Stored data entries:
↓
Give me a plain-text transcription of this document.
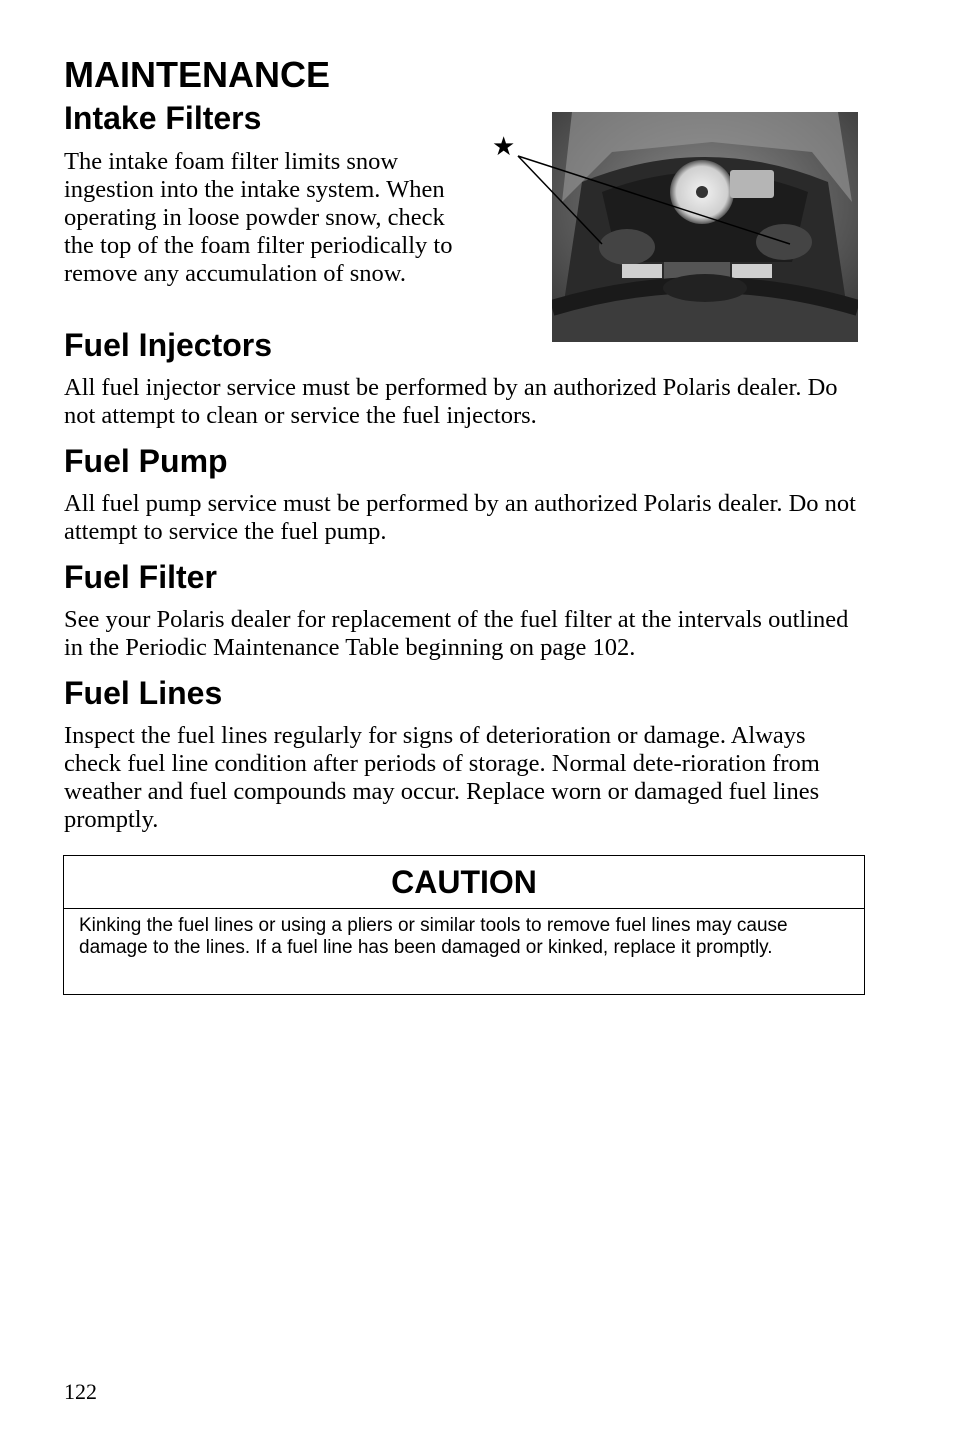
MAINTENANCE
Intake Filters

The intake foam filter limits snow ingestion into the intake system. When operating in loose powder snow, check the top of the foam filter periodically to remove any accumulation of snow.

★
Fuel Injectors

All fuel injector service must be performed by an authorized Polaris dealer. Do not attempt to clean or service the fuel injectors.

Fuel Pump

All fuel pump service must be performed by an authorized Polaris dealer. Do not attempt to service the fuel pump.

Fuel Filter

See your Polaris dealer for replacement of the fuel filter at the intervals outlined in the Periodic Maintenance Table beginning on page 102.

Fuel Lines

Inspect the fuel lines regularly for signs of deterioration or damage. Always check fuel line condition after periods of storage. Normal dete-rioration from weather and fuel compounds may occur. Replace worn or damaged fuel lines promptly.

CAUTION
Kinking the fuel lines or using a pliers or similar tools to remove fuel lines may cause damage to the lines. If a fuel line has been damaged or kinked, replace it promptly.
122
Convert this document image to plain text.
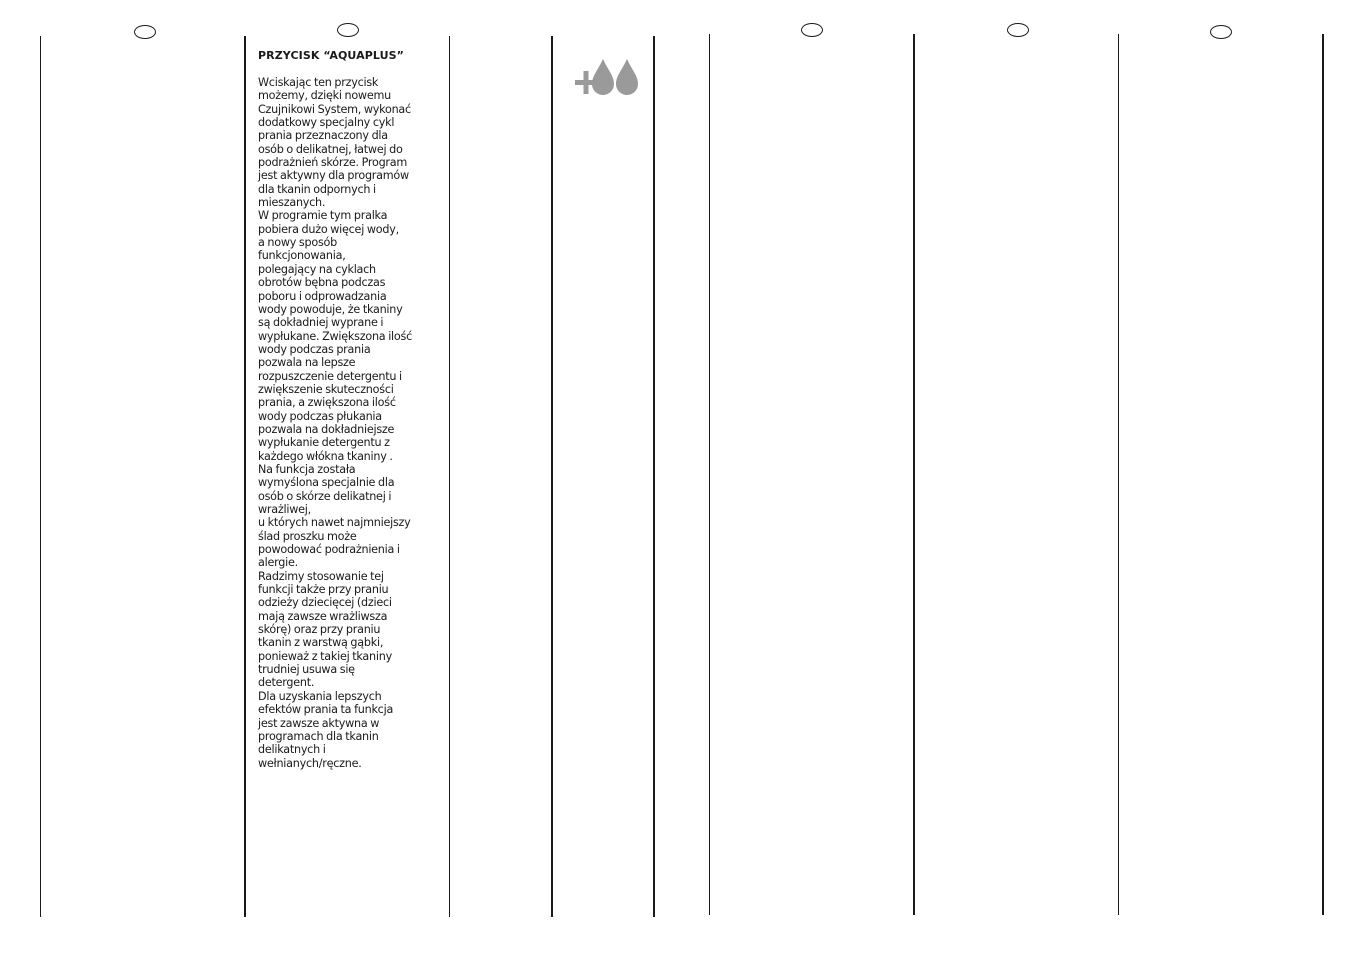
PRZYCISK “AQUAPLUS”

Wciskając ten przycisk
możemy, dzięki nowemu
Czujnikowi System, wykonać
dodatkowy specjalny cykl
prania przeznaczony dla
osób o delikatnej, łatwej do
podrażnień skórze. Program
jest aktywny dla programów
dla tkanin odpornych i
mieszanych.
W programie tym pralka
pobiera dużo więcej wody,
a nowy sposób
funkcjonowania,
polegający na cyklach
obrotów bębna podczas
poboru i odprowadzania
wody powoduje, że tkaniny
są dokładniej wyprane i
wypłukane. Zwiększona ilość
wody podczas prania
pozwala na lepsze
rozpuszczenie detergentu i
zwiększenie skuteczności
prania, a zwiększona ilość
wody podczas płukania
pozwala na dokładniejsze
wypłukanie detergentu z
każdego włókna tkaniny .
Na funkcja została
wymyślona specjalnie dla
osób o skórze delikatnej i
wrażliwej,
u których nawet najmniejszy
ślad proszku może
powodować podrażnienia i
alergie.
Radzimy stosowanie tej
funkcji także przy praniu
odzieży dziecięcej (dzieci
mają zawsze wrażliwsza
skórę) oraz przy praniu
tkanin z warstwą gąbki,
ponieważ z takiej tkaniny
trudniej usuwa się
detergent.
Dla uzyskania lepszych
efektów prania ta funkcja
jest zawsze aktywna w
programach dla tkanin
delikatnych i
wełnianych/ręczne.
↑
PROBLEM =
Find every line that has "remove" in it, then return those lines.

FINISHED ANSWER =
The intake foam filter limits snow ingestion into the intake system. When operating in loose powder snow, check the top of the foam filter periodically to remove any accumulation of snow.
Kinking the fuel lines or using a pliers or similar tools to remove fuel lines may cause damage to the lines. If a fuel line has been damaged or kinked, replace it promptly.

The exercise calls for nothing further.